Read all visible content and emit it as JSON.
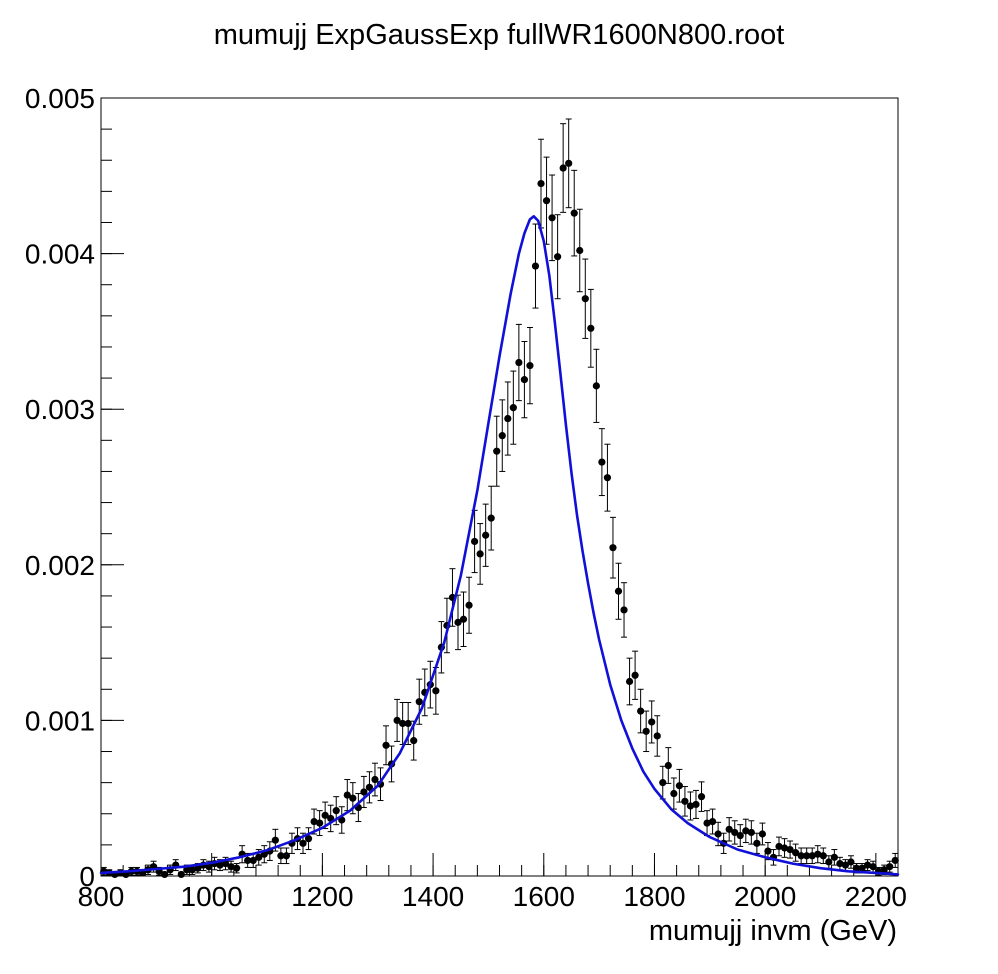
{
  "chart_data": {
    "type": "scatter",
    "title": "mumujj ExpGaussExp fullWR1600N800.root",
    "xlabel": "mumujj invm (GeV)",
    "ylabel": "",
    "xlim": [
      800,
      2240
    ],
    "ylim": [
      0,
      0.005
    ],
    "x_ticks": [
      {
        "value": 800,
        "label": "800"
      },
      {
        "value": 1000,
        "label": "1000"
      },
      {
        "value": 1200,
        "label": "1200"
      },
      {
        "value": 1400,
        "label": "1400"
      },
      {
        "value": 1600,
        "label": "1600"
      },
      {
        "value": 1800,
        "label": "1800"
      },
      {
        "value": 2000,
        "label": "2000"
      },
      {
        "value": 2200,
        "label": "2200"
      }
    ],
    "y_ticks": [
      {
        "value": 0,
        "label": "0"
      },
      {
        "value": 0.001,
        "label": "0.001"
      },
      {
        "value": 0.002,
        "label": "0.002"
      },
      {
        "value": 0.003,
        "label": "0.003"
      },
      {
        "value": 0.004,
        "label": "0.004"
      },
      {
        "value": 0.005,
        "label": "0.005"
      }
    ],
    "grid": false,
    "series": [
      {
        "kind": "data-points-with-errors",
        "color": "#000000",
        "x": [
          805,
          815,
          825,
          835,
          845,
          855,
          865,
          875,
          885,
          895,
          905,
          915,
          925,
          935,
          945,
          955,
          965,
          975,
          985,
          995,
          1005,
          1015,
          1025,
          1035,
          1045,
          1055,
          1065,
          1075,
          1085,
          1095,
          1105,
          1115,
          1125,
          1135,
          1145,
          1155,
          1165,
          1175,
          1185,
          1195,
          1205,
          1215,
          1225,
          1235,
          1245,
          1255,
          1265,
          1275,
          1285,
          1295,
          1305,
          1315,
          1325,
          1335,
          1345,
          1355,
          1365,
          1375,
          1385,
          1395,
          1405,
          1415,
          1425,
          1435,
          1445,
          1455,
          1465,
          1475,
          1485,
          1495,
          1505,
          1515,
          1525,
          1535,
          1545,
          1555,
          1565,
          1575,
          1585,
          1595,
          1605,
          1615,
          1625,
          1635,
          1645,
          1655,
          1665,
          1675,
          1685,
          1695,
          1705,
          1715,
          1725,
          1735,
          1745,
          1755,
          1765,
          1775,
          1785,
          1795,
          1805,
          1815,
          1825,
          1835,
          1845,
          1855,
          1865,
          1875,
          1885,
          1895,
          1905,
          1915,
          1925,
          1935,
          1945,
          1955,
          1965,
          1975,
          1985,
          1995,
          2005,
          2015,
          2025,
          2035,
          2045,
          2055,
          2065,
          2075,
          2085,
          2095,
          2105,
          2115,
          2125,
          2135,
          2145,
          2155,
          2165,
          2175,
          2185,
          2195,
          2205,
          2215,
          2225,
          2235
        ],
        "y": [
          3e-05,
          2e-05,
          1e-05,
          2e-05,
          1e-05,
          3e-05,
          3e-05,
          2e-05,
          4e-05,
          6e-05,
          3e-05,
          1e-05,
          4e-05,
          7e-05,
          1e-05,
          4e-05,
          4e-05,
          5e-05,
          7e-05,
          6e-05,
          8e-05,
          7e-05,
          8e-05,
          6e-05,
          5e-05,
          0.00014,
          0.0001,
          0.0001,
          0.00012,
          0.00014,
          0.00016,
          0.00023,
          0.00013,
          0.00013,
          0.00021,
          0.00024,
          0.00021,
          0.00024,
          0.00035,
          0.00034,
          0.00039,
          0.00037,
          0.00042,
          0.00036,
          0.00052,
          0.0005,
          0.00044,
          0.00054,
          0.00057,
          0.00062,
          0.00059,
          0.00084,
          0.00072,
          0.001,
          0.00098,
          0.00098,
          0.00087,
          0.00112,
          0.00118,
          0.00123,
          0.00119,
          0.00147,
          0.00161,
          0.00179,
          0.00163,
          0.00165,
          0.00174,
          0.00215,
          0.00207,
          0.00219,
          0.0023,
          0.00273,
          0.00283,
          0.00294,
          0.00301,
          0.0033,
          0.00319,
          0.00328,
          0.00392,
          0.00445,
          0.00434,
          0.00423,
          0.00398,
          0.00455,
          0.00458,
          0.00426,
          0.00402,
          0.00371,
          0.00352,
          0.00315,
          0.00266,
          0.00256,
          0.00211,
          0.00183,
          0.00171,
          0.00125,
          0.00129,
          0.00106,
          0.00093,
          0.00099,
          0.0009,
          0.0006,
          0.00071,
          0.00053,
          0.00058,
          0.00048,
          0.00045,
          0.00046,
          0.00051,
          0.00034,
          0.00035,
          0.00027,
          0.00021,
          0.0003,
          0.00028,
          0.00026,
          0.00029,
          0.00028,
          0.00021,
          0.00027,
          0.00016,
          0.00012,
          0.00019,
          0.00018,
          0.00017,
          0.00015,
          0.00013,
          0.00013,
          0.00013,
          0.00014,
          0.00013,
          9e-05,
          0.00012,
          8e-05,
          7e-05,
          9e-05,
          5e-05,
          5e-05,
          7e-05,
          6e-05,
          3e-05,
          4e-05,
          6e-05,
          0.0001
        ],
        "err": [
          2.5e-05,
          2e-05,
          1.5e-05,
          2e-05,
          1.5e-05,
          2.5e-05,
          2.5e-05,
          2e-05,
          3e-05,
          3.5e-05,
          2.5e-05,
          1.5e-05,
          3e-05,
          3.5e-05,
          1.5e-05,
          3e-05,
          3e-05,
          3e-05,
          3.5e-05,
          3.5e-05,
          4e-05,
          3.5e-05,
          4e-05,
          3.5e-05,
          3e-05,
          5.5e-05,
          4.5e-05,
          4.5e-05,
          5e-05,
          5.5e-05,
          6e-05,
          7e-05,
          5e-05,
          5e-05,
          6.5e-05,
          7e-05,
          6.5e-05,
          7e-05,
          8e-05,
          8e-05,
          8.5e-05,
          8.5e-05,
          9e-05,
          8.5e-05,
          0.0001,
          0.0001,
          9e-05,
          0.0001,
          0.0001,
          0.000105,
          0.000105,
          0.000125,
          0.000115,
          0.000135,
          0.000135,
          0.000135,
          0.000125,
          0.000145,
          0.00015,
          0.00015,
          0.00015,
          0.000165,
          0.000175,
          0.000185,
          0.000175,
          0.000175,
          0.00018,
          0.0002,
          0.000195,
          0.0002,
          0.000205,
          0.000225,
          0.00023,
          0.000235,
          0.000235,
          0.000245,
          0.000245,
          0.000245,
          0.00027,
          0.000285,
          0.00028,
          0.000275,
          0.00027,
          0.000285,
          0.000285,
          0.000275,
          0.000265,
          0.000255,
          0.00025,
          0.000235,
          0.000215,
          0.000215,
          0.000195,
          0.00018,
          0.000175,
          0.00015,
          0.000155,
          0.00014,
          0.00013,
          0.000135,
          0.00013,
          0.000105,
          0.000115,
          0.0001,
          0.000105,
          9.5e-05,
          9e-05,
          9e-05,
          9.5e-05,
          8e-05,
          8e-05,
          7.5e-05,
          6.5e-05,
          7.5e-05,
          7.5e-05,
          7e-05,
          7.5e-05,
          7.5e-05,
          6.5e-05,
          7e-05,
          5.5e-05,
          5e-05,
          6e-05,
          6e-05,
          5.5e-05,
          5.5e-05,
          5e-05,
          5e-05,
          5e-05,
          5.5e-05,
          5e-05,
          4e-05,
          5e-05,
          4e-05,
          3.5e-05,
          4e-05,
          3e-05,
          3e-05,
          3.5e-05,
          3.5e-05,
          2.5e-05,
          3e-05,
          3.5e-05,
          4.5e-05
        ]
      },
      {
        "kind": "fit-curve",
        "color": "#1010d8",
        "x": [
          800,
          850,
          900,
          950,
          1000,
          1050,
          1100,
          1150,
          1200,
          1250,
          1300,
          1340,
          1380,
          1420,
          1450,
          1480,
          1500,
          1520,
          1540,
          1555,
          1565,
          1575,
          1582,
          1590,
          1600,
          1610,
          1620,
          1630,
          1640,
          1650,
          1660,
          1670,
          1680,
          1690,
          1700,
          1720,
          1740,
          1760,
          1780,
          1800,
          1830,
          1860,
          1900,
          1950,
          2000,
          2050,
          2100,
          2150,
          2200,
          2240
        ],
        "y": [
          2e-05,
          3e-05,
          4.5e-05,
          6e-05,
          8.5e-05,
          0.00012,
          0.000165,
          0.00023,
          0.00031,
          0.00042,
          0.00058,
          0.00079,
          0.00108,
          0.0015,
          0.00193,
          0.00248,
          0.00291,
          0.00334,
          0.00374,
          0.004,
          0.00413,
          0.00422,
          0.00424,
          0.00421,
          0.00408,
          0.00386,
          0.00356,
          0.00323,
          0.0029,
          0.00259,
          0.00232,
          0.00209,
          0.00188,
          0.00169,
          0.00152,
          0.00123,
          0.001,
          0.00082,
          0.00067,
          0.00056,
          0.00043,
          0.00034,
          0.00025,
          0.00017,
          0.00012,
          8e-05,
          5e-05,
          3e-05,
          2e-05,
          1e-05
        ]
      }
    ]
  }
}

= = = = = = =

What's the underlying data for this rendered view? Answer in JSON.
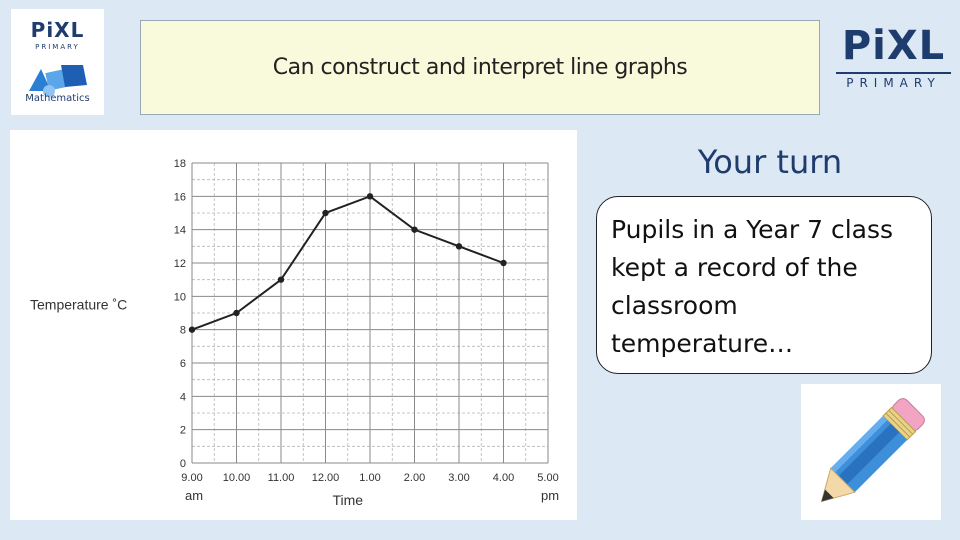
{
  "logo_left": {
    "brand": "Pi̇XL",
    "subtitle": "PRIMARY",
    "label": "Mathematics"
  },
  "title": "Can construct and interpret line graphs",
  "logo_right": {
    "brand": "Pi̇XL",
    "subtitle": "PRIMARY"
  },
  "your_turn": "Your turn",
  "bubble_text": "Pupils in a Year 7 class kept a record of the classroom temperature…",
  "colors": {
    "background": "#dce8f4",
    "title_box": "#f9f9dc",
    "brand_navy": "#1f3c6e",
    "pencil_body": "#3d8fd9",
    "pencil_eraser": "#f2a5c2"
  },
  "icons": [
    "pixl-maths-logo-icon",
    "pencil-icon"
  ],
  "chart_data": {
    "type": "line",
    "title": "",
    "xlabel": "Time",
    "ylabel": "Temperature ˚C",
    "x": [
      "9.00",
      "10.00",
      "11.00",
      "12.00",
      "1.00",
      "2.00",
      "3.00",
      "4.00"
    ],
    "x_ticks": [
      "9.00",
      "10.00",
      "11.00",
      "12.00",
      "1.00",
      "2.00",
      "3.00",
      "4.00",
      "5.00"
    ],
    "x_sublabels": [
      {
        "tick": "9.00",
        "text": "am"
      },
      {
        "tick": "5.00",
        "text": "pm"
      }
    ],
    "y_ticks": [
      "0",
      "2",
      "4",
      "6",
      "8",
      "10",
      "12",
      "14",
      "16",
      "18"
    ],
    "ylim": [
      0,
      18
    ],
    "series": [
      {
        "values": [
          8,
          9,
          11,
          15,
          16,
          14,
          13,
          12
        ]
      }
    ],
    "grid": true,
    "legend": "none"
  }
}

= = = = = = =

▶ **Goal of the exercise**
Find the word "kind" in the records and pull out each line that has it.

▶ **Task answer**
        "kind": "data-points-with-errors",
        "kind": "fit-curve",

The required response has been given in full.